[Excerpts from a figure dataset]
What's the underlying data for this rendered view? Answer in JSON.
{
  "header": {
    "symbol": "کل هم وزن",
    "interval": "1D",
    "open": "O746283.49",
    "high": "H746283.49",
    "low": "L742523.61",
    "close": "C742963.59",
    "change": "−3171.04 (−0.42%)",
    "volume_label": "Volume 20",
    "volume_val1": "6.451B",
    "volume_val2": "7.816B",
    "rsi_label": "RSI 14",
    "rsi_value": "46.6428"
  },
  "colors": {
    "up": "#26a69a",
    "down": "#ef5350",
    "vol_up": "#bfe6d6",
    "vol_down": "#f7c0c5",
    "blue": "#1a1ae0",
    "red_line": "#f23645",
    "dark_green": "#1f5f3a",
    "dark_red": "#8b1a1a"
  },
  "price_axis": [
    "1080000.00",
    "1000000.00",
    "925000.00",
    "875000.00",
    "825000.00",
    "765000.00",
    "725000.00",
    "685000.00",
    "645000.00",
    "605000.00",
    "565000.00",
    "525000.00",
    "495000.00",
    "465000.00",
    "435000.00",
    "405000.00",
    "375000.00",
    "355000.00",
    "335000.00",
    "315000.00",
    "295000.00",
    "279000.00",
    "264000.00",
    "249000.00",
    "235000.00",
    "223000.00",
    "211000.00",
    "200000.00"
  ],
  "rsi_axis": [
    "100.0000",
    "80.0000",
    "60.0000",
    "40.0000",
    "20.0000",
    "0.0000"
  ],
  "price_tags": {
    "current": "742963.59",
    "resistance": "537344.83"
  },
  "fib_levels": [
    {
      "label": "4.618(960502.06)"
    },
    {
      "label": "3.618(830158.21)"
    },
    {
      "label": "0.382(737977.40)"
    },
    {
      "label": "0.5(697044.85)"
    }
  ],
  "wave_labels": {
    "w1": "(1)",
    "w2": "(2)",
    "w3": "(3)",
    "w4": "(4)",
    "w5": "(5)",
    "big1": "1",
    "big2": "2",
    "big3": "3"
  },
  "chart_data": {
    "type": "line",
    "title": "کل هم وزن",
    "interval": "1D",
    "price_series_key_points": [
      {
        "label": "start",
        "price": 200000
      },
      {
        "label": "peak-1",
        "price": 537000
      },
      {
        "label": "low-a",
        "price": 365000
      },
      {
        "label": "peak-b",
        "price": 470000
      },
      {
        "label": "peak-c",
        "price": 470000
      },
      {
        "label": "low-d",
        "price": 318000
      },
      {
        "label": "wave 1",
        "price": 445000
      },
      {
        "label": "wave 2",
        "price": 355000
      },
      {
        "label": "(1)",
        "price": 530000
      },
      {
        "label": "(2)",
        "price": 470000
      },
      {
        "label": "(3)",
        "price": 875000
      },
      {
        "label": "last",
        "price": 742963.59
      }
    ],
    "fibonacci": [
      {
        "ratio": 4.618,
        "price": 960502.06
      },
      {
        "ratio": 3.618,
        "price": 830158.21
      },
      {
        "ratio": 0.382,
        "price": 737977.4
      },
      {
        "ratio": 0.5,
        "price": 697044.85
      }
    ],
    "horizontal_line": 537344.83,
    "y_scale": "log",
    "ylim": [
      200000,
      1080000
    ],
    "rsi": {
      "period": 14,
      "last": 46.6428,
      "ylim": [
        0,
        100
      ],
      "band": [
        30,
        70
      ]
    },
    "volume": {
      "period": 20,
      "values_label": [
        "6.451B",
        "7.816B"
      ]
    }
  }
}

## EXERCISE:
Return every entry exactly as given.

## WRITTEN ANSWER:
What's the underlying data for this rendered view? Answer in JSON.
{
  "header": {
    "symbol": "کل هم وزن",
    "interval": "1D",
    "open": "O746283.49",
    "high": "H746283.49",
    "low": "L742523.61",
    "close": "C742963.59",
    "change": "−3171.04 (−0.42%)",
    "volume_label": "Volume 20",
    "volume_val1": "6.451B",
    "volume_val2": "7.816B",
    "rsi_label": "RSI 14",
    "rsi_value": "46.6428"
  },
  "colors": {
    "up": "#26a69a",
    "down": "#ef5350",
    "vol_up": "#bfe6d6",
    "vol_down": "#f7c0c5",
    "blue": "#1a1ae0",
    "red_line": "#f23645",
    "dark_green": "#1f5f3a",
    "dark_red": "#8b1a1a"
  },
  "price_axis": [
    "1080000.00",
    "1000000.00",
    "925000.00",
    "875000.00",
    "825000.00",
    "765000.00",
    "725000.00",
    "685000.00",
    "645000.00",
    "605000.00",
    "565000.00",
    "525000.00",
    "495000.00",
    "465000.00",
    "435000.00",
    "405000.00",
    "375000.00",
    "355000.00",
    "335000.00",
    "315000.00",
    "295000.00",
    "279000.00",
    "264000.00",
    "249000.00",
    "235000.00",
    "223000.00",
    "211000.00",
    "200000.00"
  ],
  "rsi_axis": [
    "100.0000",
    "80.0000",
    "60.0000",
    "40.0000",
    "20.0000",
    "0.0000"
  ],
  "price_tags": {
    "current": "742963.59",
    "resistance": "537344.83"
  },
  "fib_levels": [
    {
      "label": "4.618(960502.06)"
    },
    {
      "label": "3.618(830158.21)"
    },
    {
      "label": "0.382(737977.40)"
    },
    {
      "label": "0.5(697044.85)"
    }
  ],
  "wave_labels": {
    "w1": "(1)",
    "w2": "(2)",
    "w3": "(3)",
    "w4": "(4)",
    "w5": "(5)",
    "big1": "1",
    "big2": "2",
    "big3": "3"
  },
  "chart_data": {
    "type": "line",
    "title": "کل هم وزن",
    "interval": "1D",
    "price_series_key_points": [
      {
        "label": "start",
        "price": 200000
      },
      {
        "label": "peak-1",
        "price": 537000
      },
      {
        "label": "low-a",
        "price": 365000
      },
      {
        "label": "peak-b",
        "price": 470000
      },
      {
        "label": "peak-c",
        "price": 470000
      },
      {
        "label": "low-d",
        "price": 318000
      },
      {
        "label": "wave 1",
        "price": 445000
      },
      {
        "label": "wave 2",
        "price": 355000
      },
      {
        "label": "(1)",
        "price": 530000
      },
      {
        "label": "(2)",
        "price": 470000
      },
      {
        "label": "(3)",
        "price": 875000
      },
      {
        "label": "last",
        "price": 742963.59
      }
    ],
    "fibonacci": [
      {
        "ratio": 4.618,
        "price": 960502.06
      },
      {
        "ratio": 3.618,
        "price": 830158.21
      },
      {
        "ratio": 0.382,
        "price": 737977.4
      },
      {
        "ratio": 0.5,
        "price": 697044.85
      }
    ],
    "horizontal_line": 537344.83,
    "y_scale": "log",
    "ylim": [
      200000,
      1080000
    ],
    "rsi": {
      "period": 14,
      "last": 46.6428,
      "ylim": [
        0,
        100
      ],
      "band": [
        30,
        70
      ]
    },
    "volume": {
      "period": 20,
      "values_label": [
        "6.451B",
        "7.816B"
      ]
    }
  }
}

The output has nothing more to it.